Do this: Output the entries below exactly as written, omitting pictures.

━━ Input material

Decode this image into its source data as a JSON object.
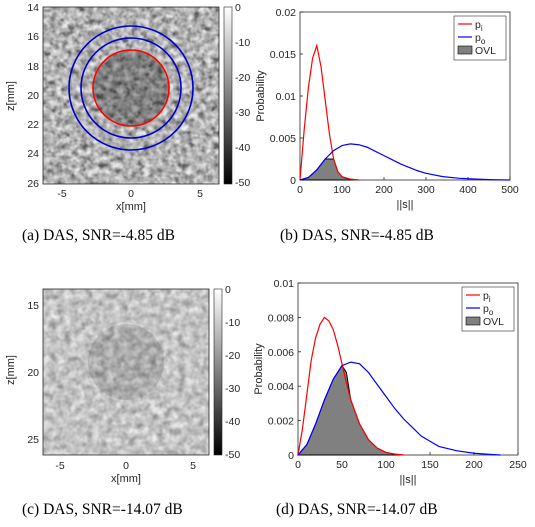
{
  "captions": {
    "a": "(a) DAS, SNR=-4.85 dB",
    "b": "(b) DAS, SNR=-4.85 dB",
    "c": "(c) DAS, SNR=-14.07 dB",
    "d": "(d) DAS, SNR=-14.07 dB"
  },
  "images": [
    {
      "id": "a",
      "xlabel": "x[mm]",
      "ylabel": "z[mm]",
      "xticks": [
        "-5",
        "0",
        "5"
      ],
      "yticks": [
        "14",
        "16",
        "18",
        "20",
        "22",
        "24",
        "26"
      ],
      "colorbar_ticks": [
        "0",
        "-10",
        "-20",
        "-30",
        "-40",
        "-50"
      ],
      "colors": {
        "inner_circle": "#ff0000",
        "outer_circles": "#0000cc"
      }
    },
    {
      "id": "c",
      "xlabel": "x[mm]",
      "ylabel": "z[mm]",
      "xticks": [
        "-5",
        "0",
        "5"
      ],
      "yticks": [
        "15",
        "20",
        "25"
      ],
      "colorbar_ticks": [
        "0",
        "-10",
        "-20",
        "-30",
        "-40",
        "-50"
      ]
    }
  ],
  "chart_data": [
    {
      "type": "area",
      "id": "b",
      "xlabel": "||s||",
      "ylabel": "Probability",
      "xlim": [
        0,
        500
      ],
      "ylim": [
        0,
        0.02
      ],
      "xticks": [
        "0",
        "100",
        "200",
        "300",
        "400",
        "500"
      ],
      "yticks": [
        "0",
        "0.005",
        "0.01",
        "0.015",
        "0.02"
      ],
      "legend_position": "top-right",
      "legend": [
        {
          "label": "p",
          "sub": "i",
          "color": "#ff0000"
        },
        {
          "label": "p",
          "sub": "o",
          "color": "#0000ff"
        },
        {
          "label": "OVL",
          "sub": "",
          "color": "#808080"
        }
      ],
      "series": [
        {
          "name": "p_i",
          "color": "#ff0000",
          "x": [
            0,
            10,
            20,
            30,
            40,
            50,
            60,
            70,
            80,
            90,
            100,
            120,
            140
          ],
          "y": [
            0,
            0.006,
            0.011,
            0.0145,
            0.016,
            0.0135,
            0.0095,
            0.0055,
            0.0025,
            0.001,
            0.0004,
            0.0001,
            0
          ]
        },
        {
          "name": "p_o",
          "color": "#0000ff",
          "x": [
            0,
            20,
            40,
            60,
            80,
            100,
            120,
            140,
            160,
            180,
            200,
            220,
            240,
            260,
            280,
            300,
            340,
            380,
            420,
            460,
            500
          ],
          "y": [
            0,
            0.0003,
            0.0012,
            0.0025,
            0.0035,
            0.0041,
            0.0043,
            0.0042,
            0.0039,
            0.0034,
            0.0029,
            0.0024,
            0.0019,
            0.0015,
            0.0011,
            0.0008,
            0.0004,
            0.0002,
            0.0001,
            3e-05,
            0
          ]
        },
        {
          "name": "OVL",
          "color": "#808080",
          "x": [
            0,
            20,
            40,
            60,
            80,
            90,
            100,
            110,
            120,
            140
          ],
          "y": [
            0,
            0.0003,
            0.0012,
            0.0025,
            0.0025,
            0.001,
            0.0004,
            0.0002,
            0.0001,
            0
          ]
        }
      ]
    },
    {
      "type": "area",
      "id": "d",
      "xlabel": "||s||",
      "ylabel": "Probability",
      "xlim": [
        0,
        250
      ],
      "ylim": [
        0,
        0.01
      ],
      "xticks": [
        "0",
        "50",
        "100",
        "150",
        "200",
        "250"
      ],
      "yticks": [
        "0",
        "0.002",
        "0.004",
        "0.006",
        "0.008",
        "0.01"
      ],
      "legend_position": "top-right",
      "legend": [
        {
          "label": "p",
          "sub": "i",
          "color": "#ff0000"
        },
        {
          "label": "p",
          "sub": "o",
          "color": "#0000ff"
        },
        {
          "label": "OVL",
          "sub": "",
          "color": "#808080"
        }
      ],
      "series": [
        {
          "name": "p_i",
          "color": "#ff0000",
          "x": [
            0,
            5,
            10,
            15,
            20,
            25,
            30,
            35,
            40,
            45,
            50,
            55,
            60,
            70,
            80,
            90,
            100,
            110,
            120
          ],
          "y": [
            0,
            0.0015,
            0.0035,
            0.0055,
            0.0068,
            0.0076,
            0.008,
            0.0078,
            0.0073,
            0.0064,
            0.0053,
            0.0042,
            0.0032,
            0.0018,
            0.0009,
            0.0004,
            0.00015,
            5e-05,
            0
          ]
        },
        {
          "name": "p_o",
          "color": "#0000ff",
          "x": [
            0,
            10,
            20,
            30,
            40,
            50,
            60,
            70,
            80,
            90,
            100,
            110,
            120,
            130,
            140,
            150,
            160,
            180,
            200,
            220,
            230
          ],
          "y": [
            0,
            0.0006,
            0.0018,
            0.0032,
            0.0044,
            0.0052,
            0.0054,
            0.0053,
            0.0048,
            0.0041,
            0.0034,
            0.0027,
            0.0021,
            0.0016,
            0.0011,
            0.0008,
            0.0005,
            0.00025,
            0.0001,
            3e-05,
            0
          ]
        },
        {
          "name": "OVL",
          "color": "#808080",
          "x": [
            0,
            10,
            20,
            30,
            40,
            45,
            50,
            55,
            60,
            70,
            80,
            90,
            100,
            110,
            120
          ],
          "y": [
            0,
            0.0006,
            0.0018,
            0.0032,
            0.0044,
            0.0048,
            0.0052,
            0.0048,
            0.0032,
            0.0018,
            0.0009,
            0.0004,
            0.00015,
            5e-05,
            0
          ]
        }
      ]
    }
  ]
}
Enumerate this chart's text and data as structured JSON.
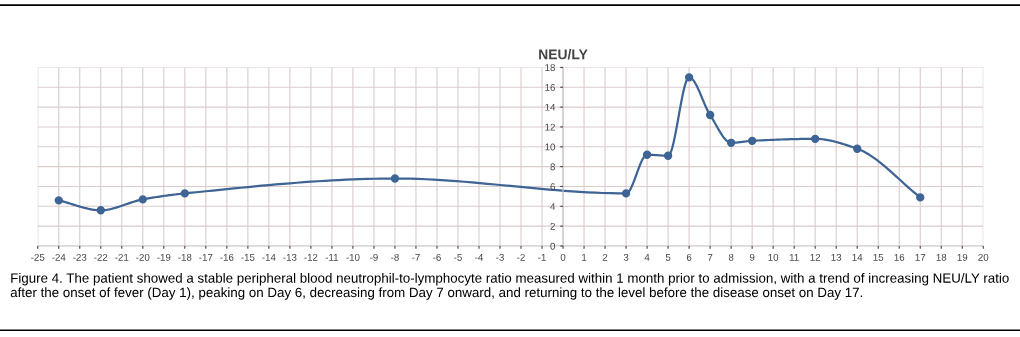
{
  "chart_data": {
    "type": "line",
    "title": "NEU/LY",
    "x": [
      -24,
      -22,
      -20,
      -18,
      -8,
      3,
      4,
      5,
      6,
      7,
      8,
      9,
      12,
      14,
      17
    ],
    "series": [
      {
        "color": "#3d6494",
        "values": [
          4.6,
          3.6,
          4.7,
          5.3,
          6.8,
          5.3,
          9.2,
          9.1,
          17.0,
          13.2,
          10.4,
          10.6,
          10.8,
          9.8,
          4.9
        ]
      }
    ],
    "xlim": [
      -25,
      20
    ],
    "xticks": [
      -25,
      -24,
      -23,
      -22,
      -21,
      -20,
      -19,
      -18,
      -17,
      -16,
      -15,
      -14,
      -13,
      -12,
      -11,
      -10,
      -9,
      -8,
      -7,
      -6,
      -5,
      -4,
      -3,
      -2,
      -1,
      0,
      1,
      2,
      3,
      4,
      5,
      6,
      7,
      8,
      9,
      10,
      11,
      12,
      13,
      14,
      15,
      16,
      17,
      18,
      19,
      20
    ],
    "ylim": [
      0,
      18
    ],
    "yticks": [
      0,
      2,
      4,
      6,
      8,
      10,
      12,
      14,
      16,
      18
    ],
    "grid": true,
    "marker": "circle",
    "line_style": "solid",
    "legend": false,
    "annotations": [
      "Figure 4. The patient showed a stable peripheral blood neutrophil-to-lymphocyte ratio measured within 1 month prior to admission, with a trend of increasing NEU/LY ratio after the onset of fever (Day 1), peaking on Day 6, decreasing from Day 7 onward, and returning to the level before the disease onset on Day 17."
    ]
  }
}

━━━━

The solution:
Decode this image into its source data as a JSON object.
{
  "captions": {
    "a": "(a) DAS, SNR=-4.85 dB",
    "b": "(b) DAS, SNR=-4.85 dB",
    "c": "(c) DAS, SNR=-14.07 dB",
    "d": "(d) DAS, SNR=-14.07 dB"
  },
  "images": [
    {
      "id": "a",
      "xlabel": "x[mm]",
      "ylabel": "z[mm]",
      "xticks": [
        "-5",
        "0",
        "5"
      ],
      "yticks": [
        "14",
        "16",
        "18",
        "20",
        "22",
        "24",
        "26"
      ],
      "colorbar_ticks": [
        "0",
        "-10",
        "-20",
        "-30",
        "-40",
        "-50"
      ],
      "colors": {
        "inner_circle": "#ff0000",
        "outer_circles": "#0000cc"
      }
    },
    {
      "id": "c",
      "xlabel": "x[mm]",
      "ylabel": "z[mm]",
      "xticks": [
        "-5",
        "0",
        "5"
      ],
      "yticks": [
        "15",
        "20",
        "25"
      ],
      "colorbar_ticks": [
        "0",
        "-10",
        "-20",
        "-30",
        "-40",
        "-50"
      ]
    }
  ],
  "chart_data": [
    {
      "type": "area",
      "id": "b",
      "xlabel": "||s||",
      "ylabel": "Probability",
      "xlim": [
        0,
        500
      ],
      "ylim": [
        0,
        0.02
      ],
      "xticks": [
        "0",
        "100",
        "200",
        "300",
        "400",
        "500"
      ],
      "yticks": [
        "0",
        "0.005",
        "0.01",
        "0.015",
        "0.02"
      ],
      "legend_position": "top-right",
      "legend": [
        {
          "label": "p",
          "sub": "i",
          "color": "#ff0000"
        },
        {
          "label": "p",
          "sub": "o",
          "color": "#0000ff"
        },
        {
          "label": "OVL",
          "sub": "",
          "color": "#808080"
        }
      ],
      "series": [
        {
          "name": "p_i",
          "color": "#ff0000",
          "x": [
            0,
            10,
            20,
            30,
            40,
            50,
            60,
            70,
            80,
            90,
            100,
            120,
            140
          ],
          "y": [
            0,
            0.006,
            0.011,
            0.0145,
            0.016,
            0.0135,
            0.0095,
            0.0055,
            0.0025,
            0.001,
            0.0004,
            0.0001,
            0
          ]
        },
        {
          "name": "p_o",
          "color": "#0000ff",
          "x": [
            0,
            20,
            40,
            60,
            80,
            100,
            120,
            140,
            160,
            180,
            200,
            220,
            240,
            260,
            280,
            300,
            340,
            380,
            420,
            460,
            500
          ],
          "y": [
            0,
            0.0003,
            0.0012,
            0.0025,
            0.0035,
            0.0041,
            0.0043,
            0.0042,
            0.0039,
            0.0034,
            0.0029,
            0.0024,
            0.0019,
            0.0015,
            0.0011,
            0.0008,
            0.0004,
            0.0002,
            0.0001,
            3e-05,
            0
          ]
        },
        {
          "name": "OVL",
          "color": "#808080",
          "x": [
            0,
            20,
            40,
            60,
            80,
            90,
            100,
            110,
            120,
            140
          ],
          "y": [
            0,
            0.0003,
            0.0012,
            0.0025,
            0.0025,
            0.001,
            0.0004,
            0.0002,
            0.0001,
            0
          ]
        }
      ]
    },
    {
      "type": "area",
      "id": "d",
      "xlabel": "||s||",
      "ylabel": "Probability",
      "xlim": [
        0,
        250
      ],
      "ylim": [
        0,
        0.01
      ],
      "xticks": [
        "0",
        "50",
        "100",
        "150",
        "200",
        "250"
      ],
      "yticks": [
        "0",
        "0.002",
        "0.004",
        "0.006",
        "0.008",
        "0.01"
      ],
      "legend_position": "top-right",
      "legend": [
        {
          "label": "p",
          "sub": "i",
          "color": "#ff0000"
        },
        {
          "label": "p",
          "sub": "o",
          "color": "#0000ff"
        },
        {
          "label": "OVL",
          "sub": "",
          "color": "#808080"
        }
      ],
      "series": [
        {
          "name": "p_i",
          "color": "#ff0000",
          "x": [
            0,
            5,
            10,
            15,
            20,
            25,
            30,
            35,
            40,
            45,
            50,
            55,
            60,
            70,
            80,
            90,
            100,
            110,
            120
          ],
          "y": [
            0,
            0.0015,
            0.0035,
            0.0055,
            0.0068,
            0.0076,
            0.008,
            0.0078,
            0.0073,
            0.0064,
            0.0053,
            0.0042,
            0.0032,
            0.0018,
            0.0009,
            0.0004,
            0.00015,
            5e-05,
            0
          ]
        },
        {
          "name": "p_o",
          "color": "#0000ff",
          "x": [
            0,
            10,
            20,
            30,
            40,
            50,
            60,
            70,
            80,
            90,
            100,
            110,
            120,
            130,
            140,
            150,
            160,
            180,
            200,
            220,
            230
          ],
          "y": [
            0,
            0.0006,
            0.0018,
            0.0032,
            0.0044,
            0.0052,
            0.0054,
            0.0053,
            0.0048,
            0.0041,
            0.0034,
            0.0027,
            0.0021,
            0.0016,
            0.0011,
            0.0008,
            0.0005,
            0.00025,
            0.0001,
            3e-05,
            0
          ]
        },
        {
          "name": "OVL",
          "color": "#808080",
          "x": [
            0,
            10,
            20,
            30,
            40,
            45,
            50,
            55,
            60,
            70,
            80,
            90,
            100,
            110,
            120
          ],
          "y": [
            0,
            0.0006,
            0.0018,
            0.0032,
            0.0044,
            0.0048,
            0.0052,
            0.0048,
            0.0032,
            0.0018,
            0.0009,
            0.0004,
            0.00015,
            5e-05,
            0
          ]
        }
      ]
    }
  ]
}
Enumerate this chart's text and data as structured JSON.
{
  "chart_data": {
    "type": "line",
    "title": "NEU/LY",
    "x": [
      -24,
      -22,
      -20,
      -18,
      -8,
      3,
      4,
      5,
      6,
      7,
      8,
      9,
      12,
      14,
      17
    ],
    "series": [
      {
        "color": "#3d6494",
        "values": [
          4.6,
          3.6,
          4.7,
          5.3,
          6.8,
          5.3,
          9.2,
          9.1,
          17.0,
          13.2,
          10.4,
          10.6,
          10.8,
          9.8,
          4.9
        ]
      }
    ],
    "xlim": [
      -25,
      20
    ],
    "xticks": [
      -25,
      -24,
      -23,
      -22,
      -21,
      -20,
      -19,
      -18,
      -17,
      -16,
      -15,
      -14,
      -13,
      -12,
      -11,
      -10,
      -9,
      -8,
      -7,
      -6,
      -5,
      -4,
      -3,
      -2,
      -1,
      0,
      1,
      2,
      3,
      4,
      5,
      6,
      7,
      8,
      9,
      10,
      11,
      12,
      13,
      14,
      15,
      16,
      17,
      18,
      19,
      20
    ],
    "ylim": [
      0,
      18
    ],
    "yticks": [
      0,
      2,
      4,
      6,
      8,
      10,
      12,
      14,
      16,
      18
    ],
    "grid": true,
    "marker": "circle",
    "line_style": "solid",
    "legend": false,
    "annotations": [
      "Figure 4. The patient showed a stable peripheral blood neutrophil-to-lymphocyte ratio measured within 1 month prior to admission, with a trend of increasing NEU/LY ratio after the onset of fever (Day 1), peaking on Day 6, decreasing from Day 7 onward, and returning to the level before the disease onset on Day 17."
    ]
  }
}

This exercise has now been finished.